[PROBLEM]:
In the listing below, locate the lines bearing the word "this". Copy every one of them.

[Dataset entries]
(begin)
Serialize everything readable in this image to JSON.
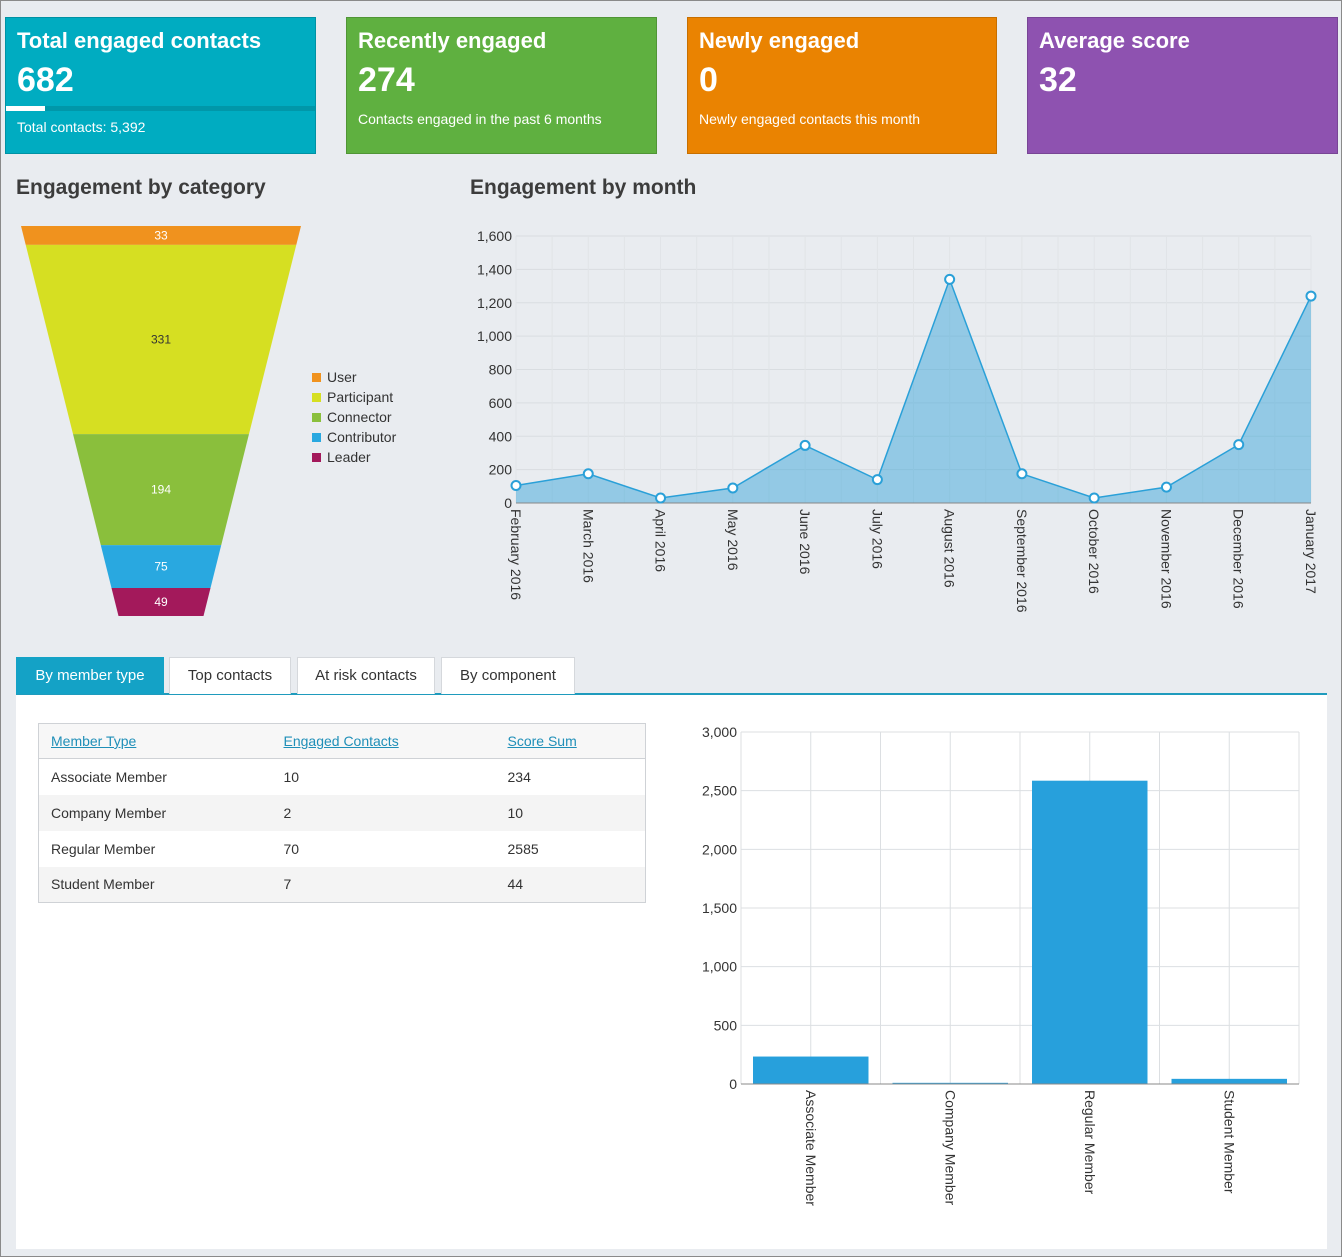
{
  "tiles": {
    "total": {
      "title": "Total engaged contacts",
      "value": "682",
      "sub": "Total contacts: 5,392",
      "progress": 0.126,
      "color": "#00acc1"
    },
    "recent": {
      "title": "Recently engaged",
      "value": "274",
      "sub": "Contacts engaged in the past 6 months",
      "color": "#5fb040"
    },
    "new": {
      "title": "Newly engaged",
      "value": "0",
      "sub": "Newly engaged contacts this month",
      "color": "#ea8301"
    },
    "avg": {
      "title": "Average score",
      "value": "32",
      "color": "#8e52b0"
    }
  },
  "sections": {
    "category_title": "Engagement by category",
    "month_title": "Engagement by month"
  },
  "tabs": [
    "By member type",
    "Top contacts",
    "At risk contacts",
    "By component"
  ],
  "table": {
    "headers": [
      "Member Type",
      "Engaged Contacts",
      "Score Sum"
    ],
    "rows": [
      [
        "Associate Member",
        "10",
        "234"
      ],
      [
        "Company Member",
        "2",
        "10"
      ],
      [
        "Regular Member",
        "70",
        "2585"
      ],
      [
        "Student Member",
        "7",
        "44"
      ]
    ]
  },
  "chart_data": [
    {
      "type": "funnel",
      "title": "Engagement by category",
      "categories": [
        "User",
        "Participant",
        "Connector",
        "Contributor",
        "Leader"
      ],
      "values": [
        33,
        331,
        194,
        75,
        49
      ],
      "colors": [
        "#f0921e",
        "#d6df22",
        "#8abf3c",
        "#29a8e0",
        "#a3195b"
      ],
      "legend": "right"
    },
    {
      "type": "area",
      "title": "Engagement by month",
      "x": [
        "February 2016",
        "March 2016",
        "April 2016",
        "May 2016",
        "June 2016",
        "July 2016",
        "August 2016",
        "September 2016",
        "October 2016",
        "November 2016",
        "December 2016",
        "January 2017"
      ],
      "values": [
        105,
        175,
        30,
        90,
        345,
        140,
        1340,
        175,
        30,
        95,
        350,
        1240
      ],
      "ylim": [
        0,
        1600
      ],
      "yticks": [
        "0",
        "200",
        "400",
        "600",
        "800",
        "1,000",
        "1,200",
        "1,400",
        "1,600"
      ],
      "grid": true,
      "color": "#2aa0d8"
    },
    {
      "type": "bar",
      "categories": [
        "Associate Member",
        "Company Member",
        "Regular Member",
        "Student Member"
      ],
      "values": [
        234,
        10,
        2585,
        44
      ],
      "ylim": [
        0,
        3000
      ],
      "yticks": [
        "0",
        "500",
        "1,000",
        "1,500",
        "2,000",
        "2,500",
        "3,000"
      ],
      "grid": true,
      "color": "#27a0dc"
    }
  ]
}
(end)
[REPLY]:
Serialize everything readable in this image to JSON.
      "sub": "Newly engaged contacts this month",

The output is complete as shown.